WHAT YOU WILL DO:
Return every record verbatim.

STORED RECORDS:
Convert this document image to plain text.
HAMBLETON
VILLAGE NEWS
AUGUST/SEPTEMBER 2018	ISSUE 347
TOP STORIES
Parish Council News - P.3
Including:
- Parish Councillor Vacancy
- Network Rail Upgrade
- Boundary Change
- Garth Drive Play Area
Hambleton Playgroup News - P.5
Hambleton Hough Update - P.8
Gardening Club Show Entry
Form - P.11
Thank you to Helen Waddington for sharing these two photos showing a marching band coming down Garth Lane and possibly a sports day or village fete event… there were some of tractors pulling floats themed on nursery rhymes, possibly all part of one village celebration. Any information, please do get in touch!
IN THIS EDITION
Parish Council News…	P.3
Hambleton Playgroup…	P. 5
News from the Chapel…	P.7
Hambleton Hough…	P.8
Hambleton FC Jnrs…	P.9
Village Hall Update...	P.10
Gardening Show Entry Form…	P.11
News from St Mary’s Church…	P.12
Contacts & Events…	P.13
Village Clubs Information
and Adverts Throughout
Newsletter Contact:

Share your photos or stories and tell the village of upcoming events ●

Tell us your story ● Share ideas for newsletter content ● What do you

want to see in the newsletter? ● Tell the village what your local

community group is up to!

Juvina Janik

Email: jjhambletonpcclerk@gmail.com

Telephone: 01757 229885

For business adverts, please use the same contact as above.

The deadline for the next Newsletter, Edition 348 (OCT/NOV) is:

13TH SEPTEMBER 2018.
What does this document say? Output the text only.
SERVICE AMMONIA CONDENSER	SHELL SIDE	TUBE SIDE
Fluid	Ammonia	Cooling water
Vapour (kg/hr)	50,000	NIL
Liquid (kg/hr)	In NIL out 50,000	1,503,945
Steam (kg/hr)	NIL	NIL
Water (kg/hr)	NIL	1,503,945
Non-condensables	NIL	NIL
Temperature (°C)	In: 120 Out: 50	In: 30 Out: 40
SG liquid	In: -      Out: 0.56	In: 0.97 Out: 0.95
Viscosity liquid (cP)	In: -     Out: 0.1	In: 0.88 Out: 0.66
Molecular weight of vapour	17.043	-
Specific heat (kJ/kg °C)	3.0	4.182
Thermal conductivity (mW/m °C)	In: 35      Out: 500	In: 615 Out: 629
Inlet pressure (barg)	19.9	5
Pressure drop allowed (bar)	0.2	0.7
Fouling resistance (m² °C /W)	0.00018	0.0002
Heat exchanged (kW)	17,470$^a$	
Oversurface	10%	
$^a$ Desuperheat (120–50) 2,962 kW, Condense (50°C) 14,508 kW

TASK SOLUTION:
Convert this document image to plain text.
HAMBLETON
VILLAGE NEWS
AUGUST/SEPTEMBER 2018	ISSUE 347
TOP STORIES
Parish Council News - P.3
Including:
- Parish Councillor Vacancy
- Network Rail Upgrade
- Boundary Change
- Garth Drive Play Area
Hambleton Playgroup News - P.5
Hambleton Hough Update - P.8
Gardening Club Show Entry
Form - P.11
Thank you to Helen Waddington for sharing these two photos showing a marching band coming down Garth Lane and possibly a sports day or village fete event… there were some of tractors pulling floats themed on nursery rhymes, possibly all part of one village celebration. Any information, please do get in touch!
IN THIS EDITION
Parish Council News…	P.3
Hambleton Playgroup…	P. 5
News from the Chapel…	P.7
Hambleton Hough…	P.8
Hambleton FC Jnrs…	P.9
Village Hall Update...	P.10
Gardening Show Entry Form…	P.11
News from St Mary’s Church…	P.12
Contacts & Events…	P.13
Village Clubs Information
and Adverts Throughout
Newsletter Contact:

Share your photos or stories and tell the village of upcoming events ●

Tell us your story ● Share ideas for newsletter content ● What do you

want to see in the newsletter? ● Tell the village what your local

community group is up to!

Juvina Janik

Email: jjhambletonpcclerk@gmail.com

Telephone: 01757 229885

For business adverts, please use the same contact as above.

The deadline for the next Newsletter, Edition 348 (OCT/NOV) is:

13TH SEPTEMBER 2018.
What does this document say? Output the text only.
SERVICE AMMONIA CONDENSER	SHELL SIDE	TUBE SIDE
Fluid	Ammonia	Cooling water
Vapour (kg/hr)	50,000	NIL
Liquid (kg/hr)	In NIL out 50,000	1,503,945
Steam (kg/hr)	NIL	NIL
Water (kg/hr)	NIL	1,503,945
Non-condensables	NIL	NIL
Temperature (°C)	In: 120 Out: 50	In: 30 Out: 40
SG liquid	In: -      Out: 0.56	In: 0.97 Out: 0.95
Viscosity liquid (cP)	In: -     Out: 0.1	In: 0.88 Out: 0.66
Molecular weight of vapour	17.043	-
Specific heat (kJ/kg °C)	3.0	4.182
Thermal conductivity (mW/m °C)	In: 35      Out: 500	In: 615 Out: 629
Inlet pressure (barg)	19.9	5
Pressure drop allowed (bar)	0.2	0.7
Fouling resistance (m² °C /W)	0.00018	0.0002
Heat exchanged (kW)	17,470$^a$	
Oversurface	10%	
$^a$ Desuperheat (120–50) 2,962 kW, Condense (50°C) 14,508 kW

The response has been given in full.